**Goal:**
All of the material below is to be returned exactly.
#### Record list
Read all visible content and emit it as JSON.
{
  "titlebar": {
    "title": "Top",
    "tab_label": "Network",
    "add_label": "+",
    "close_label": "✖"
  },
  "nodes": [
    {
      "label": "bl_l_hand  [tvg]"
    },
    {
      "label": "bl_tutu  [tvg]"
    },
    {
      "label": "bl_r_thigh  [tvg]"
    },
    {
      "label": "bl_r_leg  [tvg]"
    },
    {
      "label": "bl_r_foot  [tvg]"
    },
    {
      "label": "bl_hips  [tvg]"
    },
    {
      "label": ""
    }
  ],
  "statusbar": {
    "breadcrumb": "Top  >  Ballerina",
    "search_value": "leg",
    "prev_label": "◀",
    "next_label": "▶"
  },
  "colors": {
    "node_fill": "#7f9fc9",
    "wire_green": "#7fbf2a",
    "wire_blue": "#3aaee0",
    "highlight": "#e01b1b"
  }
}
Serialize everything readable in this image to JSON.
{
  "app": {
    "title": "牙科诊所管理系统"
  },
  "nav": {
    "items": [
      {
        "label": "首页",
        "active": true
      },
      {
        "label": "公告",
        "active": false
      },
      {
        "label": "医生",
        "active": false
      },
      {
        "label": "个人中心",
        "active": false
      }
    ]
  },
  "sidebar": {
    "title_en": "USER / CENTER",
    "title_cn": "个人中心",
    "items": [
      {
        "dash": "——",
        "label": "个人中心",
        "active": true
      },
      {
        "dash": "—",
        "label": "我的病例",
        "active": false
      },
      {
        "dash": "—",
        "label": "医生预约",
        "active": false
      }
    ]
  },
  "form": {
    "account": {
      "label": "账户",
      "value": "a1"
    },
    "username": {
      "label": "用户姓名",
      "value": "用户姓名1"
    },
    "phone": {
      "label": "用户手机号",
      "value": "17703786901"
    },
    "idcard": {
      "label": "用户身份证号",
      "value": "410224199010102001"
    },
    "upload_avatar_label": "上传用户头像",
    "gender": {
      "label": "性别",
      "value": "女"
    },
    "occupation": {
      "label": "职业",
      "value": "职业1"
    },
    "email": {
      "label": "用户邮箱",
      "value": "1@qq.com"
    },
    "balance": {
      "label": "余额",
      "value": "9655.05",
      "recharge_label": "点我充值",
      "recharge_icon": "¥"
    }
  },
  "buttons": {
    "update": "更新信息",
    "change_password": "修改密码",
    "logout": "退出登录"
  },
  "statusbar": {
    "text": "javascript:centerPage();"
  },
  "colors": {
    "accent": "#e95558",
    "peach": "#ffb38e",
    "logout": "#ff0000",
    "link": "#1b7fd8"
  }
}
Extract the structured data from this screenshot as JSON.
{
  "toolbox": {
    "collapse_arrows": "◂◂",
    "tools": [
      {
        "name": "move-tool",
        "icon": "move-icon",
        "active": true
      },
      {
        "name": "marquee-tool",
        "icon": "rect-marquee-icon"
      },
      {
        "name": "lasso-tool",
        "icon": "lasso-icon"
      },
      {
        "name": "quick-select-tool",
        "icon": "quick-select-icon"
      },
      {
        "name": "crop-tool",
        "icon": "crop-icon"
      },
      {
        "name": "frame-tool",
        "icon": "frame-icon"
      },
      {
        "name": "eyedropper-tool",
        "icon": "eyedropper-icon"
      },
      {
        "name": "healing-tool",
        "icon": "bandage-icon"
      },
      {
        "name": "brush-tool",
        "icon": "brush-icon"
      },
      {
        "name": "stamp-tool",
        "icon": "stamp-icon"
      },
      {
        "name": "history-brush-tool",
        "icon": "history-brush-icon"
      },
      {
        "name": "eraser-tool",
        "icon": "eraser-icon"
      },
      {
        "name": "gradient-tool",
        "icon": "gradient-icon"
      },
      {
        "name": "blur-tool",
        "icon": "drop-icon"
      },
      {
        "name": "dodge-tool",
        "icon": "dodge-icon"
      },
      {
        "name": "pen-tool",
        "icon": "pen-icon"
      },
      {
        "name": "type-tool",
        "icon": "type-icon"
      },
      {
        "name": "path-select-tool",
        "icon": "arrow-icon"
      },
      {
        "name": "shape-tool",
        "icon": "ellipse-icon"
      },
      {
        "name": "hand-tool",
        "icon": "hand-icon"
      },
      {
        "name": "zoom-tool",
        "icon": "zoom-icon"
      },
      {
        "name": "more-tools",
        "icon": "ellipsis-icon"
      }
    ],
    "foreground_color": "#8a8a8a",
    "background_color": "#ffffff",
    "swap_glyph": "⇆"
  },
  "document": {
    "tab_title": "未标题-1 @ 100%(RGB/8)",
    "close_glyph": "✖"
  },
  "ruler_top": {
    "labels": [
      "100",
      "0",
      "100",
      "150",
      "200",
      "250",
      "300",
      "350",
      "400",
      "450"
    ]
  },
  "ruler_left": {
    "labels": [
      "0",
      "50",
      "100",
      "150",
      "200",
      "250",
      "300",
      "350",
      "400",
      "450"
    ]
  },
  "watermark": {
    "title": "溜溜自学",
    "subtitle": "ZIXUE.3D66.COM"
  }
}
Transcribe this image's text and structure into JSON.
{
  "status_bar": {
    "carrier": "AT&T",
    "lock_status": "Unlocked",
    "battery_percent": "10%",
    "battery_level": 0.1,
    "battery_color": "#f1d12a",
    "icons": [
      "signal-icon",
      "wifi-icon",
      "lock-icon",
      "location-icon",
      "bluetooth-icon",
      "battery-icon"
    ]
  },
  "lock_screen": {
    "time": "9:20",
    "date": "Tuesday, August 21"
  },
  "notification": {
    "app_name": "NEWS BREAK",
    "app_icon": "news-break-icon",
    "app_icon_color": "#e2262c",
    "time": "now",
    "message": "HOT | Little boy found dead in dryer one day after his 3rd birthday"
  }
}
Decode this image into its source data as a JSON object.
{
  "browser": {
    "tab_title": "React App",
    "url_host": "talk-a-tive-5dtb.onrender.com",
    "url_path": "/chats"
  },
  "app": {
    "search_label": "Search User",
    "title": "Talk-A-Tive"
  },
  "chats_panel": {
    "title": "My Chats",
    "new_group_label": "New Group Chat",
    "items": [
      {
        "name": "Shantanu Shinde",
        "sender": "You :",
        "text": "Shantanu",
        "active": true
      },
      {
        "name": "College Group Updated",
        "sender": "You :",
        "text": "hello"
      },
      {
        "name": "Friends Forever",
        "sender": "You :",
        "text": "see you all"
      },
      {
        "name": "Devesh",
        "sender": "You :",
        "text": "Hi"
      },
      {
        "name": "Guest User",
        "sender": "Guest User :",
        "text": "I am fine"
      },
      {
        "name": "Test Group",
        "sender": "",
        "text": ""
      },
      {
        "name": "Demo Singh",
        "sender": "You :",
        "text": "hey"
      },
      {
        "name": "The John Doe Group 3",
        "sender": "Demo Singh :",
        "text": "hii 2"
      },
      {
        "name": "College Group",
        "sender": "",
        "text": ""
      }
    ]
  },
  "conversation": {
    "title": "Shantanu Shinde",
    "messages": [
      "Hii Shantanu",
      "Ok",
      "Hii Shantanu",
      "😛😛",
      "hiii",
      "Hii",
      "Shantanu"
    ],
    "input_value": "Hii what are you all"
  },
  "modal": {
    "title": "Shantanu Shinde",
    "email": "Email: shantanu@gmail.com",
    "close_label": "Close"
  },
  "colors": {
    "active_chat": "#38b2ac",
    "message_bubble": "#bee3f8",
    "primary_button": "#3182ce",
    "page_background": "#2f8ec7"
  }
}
########
**Task result:**
Read all visible content and emit it as JSON.
{
  "titlebar": {
    "title": "Top",
    "tab_label": "Network",
    "add_label": "+",
    "close_label": "✖"
  },
  "nodes": [
    {
      "label": "bl_l_hand  [tvg]"
    },
    {
      "label": "bl_tutu  [tvg]"
    },
    {
      "label": "bl_r_thigh  [tvg]"
    },
    {
      "label": "bl_r_leg  [tvg]"
    },
    {
      "label": "bl_r_foot  [tvg]"
    },
    {
      "label": "bl_hips  [tvg]"
    },
    {
      "label": ""
    }
  ],
  "statusbar": {
    "breadcrumb": "Top  >  Ballerina",
    "search_value": "leg",
    "prev_label": "◀",
    "next_label": "▶"
  },
  "colors": {
    "node_fill": "#7f9fc9",
    "wire_green": "#7fbf2a",
    "wire_blue": "#3aaee0",
    "highlight": "#e01b1b"
  }
}
Serialize everything readable in this image to JSON.
{
  "app": {
    "title": "牙科诊所管理系统"
  },
  "nav": {
    "items": [
      {
        "label": "首页",
        "active": true
      },
      {
        "label": "公告",
        "active": false
      },
      {
        "label": "医生",
        "active": false
      },
      {
        "label": "个人中心",
        "active": false
      }
    ]
  },
  "sidebar": {
    "title_en": "USER / CENTER",
    "title_cn": "个人中心",
    "items": [
      {
        "dash": "——",
        "label": "个人中心",
        "active": true
      },
      {
        "dash": "—",
        "label": "我的病例",
        "active": false
      },
      {
        "dash": "—",
        "label": "医生预约",
        "active": false
      }
    ]
  },
  "form": {
    "account": {
      "label": "账户",
      "value": "a1"
    },
    "username": {
      "label": "用户姓名",
      "value": "用户姓名1"
    },
    "phone": {
      "label": "用户手机号",
      "value": "17703786901"
    },
    "idcard": {
      "label": "用户身份证号",
      "value": "410224199010102001"
    },
    "upload_avatar_label": "上传用户头像",
    "gender": {
      "label": "性别",
      "value": "女"
    },
    "occupation": {
      "label": "职业",
      "value": "职业1"
    },
    "email": {
      "label": "用户邮箱",
      "value": "1@qq.com"
    },
    "balance": {
      "label": "余额",
      "value": "9655.05",
      "recharge_label": "点我充值",
      "recharge_icon": "¥"
    }
  },
  "buttons": {
    "update": "更新信息",
    "change_password": "修改密码",
    "logout": "退出登录"
  },
  "statusbar": {
    "text": "javascript:centerPage();"
  },
  "colors": {
    "accent": "#e95558",
    "peach": "#ffb38e",
    "logout": "#ff0000",
    "link": "#1b7fd8"
  }
}
Extract the structured data from this screenshot as JSON.
{
  "toolbox": {
    "collapse_arrows": "◂◂",
    "tools": [
      {
        "name": "move-tool",
        "icon": "move-icon",
        "active": true
      },
      {
        "name": "marquee-tool",
        "icon": "rect-marquee-icon"
      },
      {
        "name": "lasso-tool",
        "icon": "lasso-icon"
      },
      {
        "name": "quick-select-tool",
        "icon": "quick-select-icon"
      },
      {
        "name": "crop-tool",
        "icon": "crop-icon"
      },
      {
        "name": "frame-tool",
        "icon": "frame-icon"
      },
      {
        "name": "eyedropper-tool",
        "icon": "eyedropper-icon"
      },
      {
        "name": "healing-tool",
        "icon": "bandage-icon"
      },
      {
        "name": "brush-tool",
        "icon": "brush-icon"
      },
      {
        "name": "stamp-tool",
        "icon": "stamp-icon"
      },
      {
        "name": "history-brush-tool",
        "icon": "history-brush-icon"
      },
      {
        "name": "eraser-tool",
        "icon": "eraser-icon"
      },
      {
        "name": "gradient-tool",
        "icon": "gradient-icon"
      },
      {
        "name": "blur-tool",
        "icon": "drop-icon"
      },
      {
        "name": "dodge-tool",
        "icon": "dodge-icon"
      },
      {
        "name": "pen-tool",
        "icon": "pen-icon"
      },
      {
        "name": "type-tool",
        "icon": "type-icon"
      },
      {
        "name": "path-select-tool",
        "icon": "arrow-icon"
      },
      {
        "name": "shape-tool",
        "icon": "ellipse-icon"
      },
      {
        "name": "hand-tool",
        "icon": "hand-icon"
      },
      {
        "name": "zoom-tool",
        "icon": "zoom-icon"
      },
      {
        "name": "more-tools",
        "icon": "ellipsis-icon"
      }
    ],
    "foreground_color": "#8a8a8a",
    "background_color": "#ffffff",
    "swap_glyph": "⇆"
  },
  "document": {
    "tab_title": "未标题-1 @ 100%(RGB/8)",
    "close_glyph": "✖"
  },
  "ruler_top": {
    "labels": [
      "100",
      "0",
      "100",
      "150",
      "200",
      "250",
      "300",
      "350",
      "400",
      "450"
    ]
  },
  "ruler_left": {
    "labels": [
      "0",
      "50",
      "100",
      "150",
      "200",
      "250",
      "300",
      "350",
      "400",
      "450"
    ]
  },
  "watermark": {
    "title": "溜溜自学",
    "subtitle": "ZIXUE.3D66.COM"
  }
}
Transcribe this image's text and structure into JSON.
{
  "status_bar": {
    "carrier": "AT&T",
    "lock_status": "Unlocked",
    "battery_percent": "10%",
    "battery_level": 0.1,
    "battery_color": "#f1d12a",
    "icons": [
      "signal-icon",
      "wifi-icon",
      "lock-icon",
      "location-icon",
      "bluetooth-icon",
      "battery-icon"
    ]
  },
  "lock_screen": {
    "time": "9:20",
    "date": "Tuesday, August 21"
  },
  "notification": {
    "app_name": "NEWS BREAK",
    "app_icon": "news-break-icon",
    "app_icon_color": "#e2262c",
    "time": "now",
    "message": "HOT | Little boy found dead in dryer one day after his 3rd birthday"
  }
}
Decode this image into its source data as a JSON object.
{
  "browser": {
    "tab_title": "React App",
    "url_host": "talk-a-tive-5dtb.onrender.com",
    "url_path": "/chats"
  },
  "app": {
    "search_label": "Search User",
    "title": "Talk-A-Tive"
  },
  "chats_panel": {
    "title": "My Chats",
    "new_group_label": "New Group Chat",
    "items": [
      {
        "name": "Shantanu Shinde",
        "sender": "You :",
        "text": "Shantanu",
        "active": true
      },
      {
        "name": "College Group Updated",
        "sender": "You :",
        "text": "hello"
      },
      {
        "name": "Friends Forever",
        "sender": "You :",
        "text": "see you all"
      },
      {
        "name": "Devesh",
        "sender": "You :",
        "text": "Hi"
      },
      {
        "name": "Guest User",
        "sender": "Guest User :",
        "text": "I am fine"
      },
      {
        "name": "Test Group",
        "sender": "",
        "text": ""
      },
      {
        "name": "Demo Singh",
        "sender": "You :",
        "text": "hey"
      },
      {
        "name": "The John Doe Group 3",
        "sender": "Demo Singh :",
        "text": "hii 2"
      },
      {
        "name": "College Group",
        "sender": "",
        "text": ""
      }
    ]
  },
  "conversation": {
    "title": "Shantanu Shinde",
    "messages": [
      "Hii Shantanu",
      "Ok",
      "Hii Shantanu",
      "😛😛",
      "hiii",
      "Hii",
      "Shantanu"
    ],
    "input_value": "Hii what are you all"
  },
  "modal": {
    "title": "Shantanu Shinde",
    "email": "Email: shantanu@gmail.com",
    "close_label": "Close"
  },
  "colors": {
    "active_chat": "#38b2ac",
    "message_bubble": "#bee3f8",
    "primary_button": "#3182ce",
    "page_background": "#2f8ec7"
  }
}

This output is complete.